== Challenge ==
Please write out the material below exactly as given.

[START Data section]

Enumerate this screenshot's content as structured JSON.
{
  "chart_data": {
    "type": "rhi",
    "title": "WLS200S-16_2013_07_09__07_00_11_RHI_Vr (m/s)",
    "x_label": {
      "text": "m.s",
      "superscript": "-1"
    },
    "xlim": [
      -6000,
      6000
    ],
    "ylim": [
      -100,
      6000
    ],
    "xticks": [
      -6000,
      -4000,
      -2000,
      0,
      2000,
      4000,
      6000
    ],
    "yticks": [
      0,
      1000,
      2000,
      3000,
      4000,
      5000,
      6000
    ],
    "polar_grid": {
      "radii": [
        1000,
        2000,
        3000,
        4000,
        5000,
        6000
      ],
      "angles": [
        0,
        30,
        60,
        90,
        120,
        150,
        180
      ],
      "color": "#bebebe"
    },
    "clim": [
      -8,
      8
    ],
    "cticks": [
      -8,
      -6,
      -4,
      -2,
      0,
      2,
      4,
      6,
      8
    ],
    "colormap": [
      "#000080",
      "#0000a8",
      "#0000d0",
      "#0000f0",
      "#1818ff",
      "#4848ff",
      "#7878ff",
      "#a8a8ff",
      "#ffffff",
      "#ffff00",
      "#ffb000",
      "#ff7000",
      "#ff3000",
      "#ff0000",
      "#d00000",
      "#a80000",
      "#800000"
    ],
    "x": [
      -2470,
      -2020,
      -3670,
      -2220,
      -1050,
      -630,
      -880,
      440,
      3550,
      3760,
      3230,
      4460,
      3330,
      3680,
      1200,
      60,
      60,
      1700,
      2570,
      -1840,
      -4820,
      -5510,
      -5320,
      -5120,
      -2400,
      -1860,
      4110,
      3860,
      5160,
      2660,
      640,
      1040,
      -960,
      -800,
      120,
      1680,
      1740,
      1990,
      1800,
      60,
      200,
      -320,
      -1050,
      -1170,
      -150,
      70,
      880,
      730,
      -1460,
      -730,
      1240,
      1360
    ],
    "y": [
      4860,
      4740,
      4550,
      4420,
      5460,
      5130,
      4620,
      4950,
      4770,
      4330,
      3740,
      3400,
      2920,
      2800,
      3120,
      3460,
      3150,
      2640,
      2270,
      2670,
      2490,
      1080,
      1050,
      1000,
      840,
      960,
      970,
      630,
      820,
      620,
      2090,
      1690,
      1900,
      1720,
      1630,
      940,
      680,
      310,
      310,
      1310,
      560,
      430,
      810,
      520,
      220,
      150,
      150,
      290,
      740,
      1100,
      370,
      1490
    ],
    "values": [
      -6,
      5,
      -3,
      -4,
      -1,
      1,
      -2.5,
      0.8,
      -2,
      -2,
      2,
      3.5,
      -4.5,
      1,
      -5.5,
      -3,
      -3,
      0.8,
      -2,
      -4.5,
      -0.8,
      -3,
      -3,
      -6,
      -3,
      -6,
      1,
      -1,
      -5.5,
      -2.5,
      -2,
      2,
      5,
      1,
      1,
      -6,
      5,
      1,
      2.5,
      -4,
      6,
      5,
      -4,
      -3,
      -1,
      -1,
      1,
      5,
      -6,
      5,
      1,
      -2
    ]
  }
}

[END Data section]

== Exercise response ==
Enumerate this screenshot's content as structured JSON.
{
  "chart_data": {
    "type": "rhi",
    "title": "WLS200S-16_2013_07_09__07_00_11_RHI_Vr (m/s)",
    "x_label": {
      "text": "m.s",
      "superscript": "-1"
    },
    "xlim": [
      -6000,
      6000
    ],
    "ylim": [
      -100,
      6000
    ],
    "xticks": [
      -6000,
      -4000,
      -2000,
      0,
      2000,
      4000,
      6000
    ],
    "yticks": [
      0,
      1000,
      2000,
      3000,
      4000,
      5000,
      6000
    ],
    "polar_grid": {
      "radii": [
        1000,
        2000,
        3000,
        4000,
        5000,
        6000
      ],
      "angles": [
        0,
        30,
        60,
        90,
        120,
        150,
        180
      ],
      "color": "#bebebe"
    },
    "clim": [
      -8,
      8
    ],
    "cticks": [
      -8,
      -6,
      -4,
      -2,
      0,
      2,
      4,
      6,
      8
    ],
    "colormap": [
      "#000080",
      "#0000a8",
      "#0000d0",
      "#0000f0",
      "#1818ff",
      "#4848ff",
      "#7878ff",
      "#a8a8ff",
      "#ffffff",
      "#ffff00",
      "#ffb000",
      "#ff7000",
      "#ff3000",
      "#ff0000",
      "#d00000",
      "#a80000",
      "#800000"
    ],
    "x": [
      -2470,
      -2020,
      -3670,
      -2220,
      -1050,
      -630,
      -880,
      440,
      3550,
      3760,
      3230,
      4460,
      3330,
      3680,
      1200,
      60,
      60,
      1700,
      2570,
      -1840,
      -4820,
      -5510,
      -5320,
      -5120,
      -2400,
      -1860,
      4110,
      3860,
      5160,
      2660,
      640,
      1040,
      -960,
      -800,
      120,
      1680,
      1740,
      1990,
      1800,
      60,
      200,
      -320,
      -1050,
      -1170,
      -150,
      70,
      880,
      730,
      -1460,
      -730,
      1240,
      1360
    ],
    "y": [
      4860,
      4740,
      4550,
      4420,
      5460,
      5130,
      4620,
      4950,
      4770,
      4330,
      3740,
      3400,
      2920,
      2800,
      3120,
      3460,
      3150,
      2640,
      2270,
      2670,
      2490,
      1080,
      1050,
      1000,
      840,
      960,
      970,
      630,
      820,
      620,
      2090,
      1690,
      1900,
      1720,
      1630,
      940,
      680,
      310,
      310,
      1310,
      560,
      430,
      810,
      520,
      220,
      150,
      150,
      290,
      740,
      1100,
      370,
      1490
    ],
    "values": [
      -6,
      5,
      -3,
      -4,
      -1,
      1,
      -2.5,
      0.8,
      -2,
      -2,
      2,
      3.5,
      -4.5,
      1,
      -5.5,
      -3,
      -3,
      0.8,
      -2,
      -4.5,
      -0.8,
      -3,
      -3,
      -6,
      -3,
      -6,
      1,
      -1,
      -5.5,
      -2.5,
      -2,
      2,
      5,
      1,
      1,
      -6,
      5,
      1,
      2.5,
      -4,
      6,
      5,
      -4,
      -3,
      -1,
      -1,
      1,
      5,
      -6,
      5,
      1,
      -2
    ]
  }
}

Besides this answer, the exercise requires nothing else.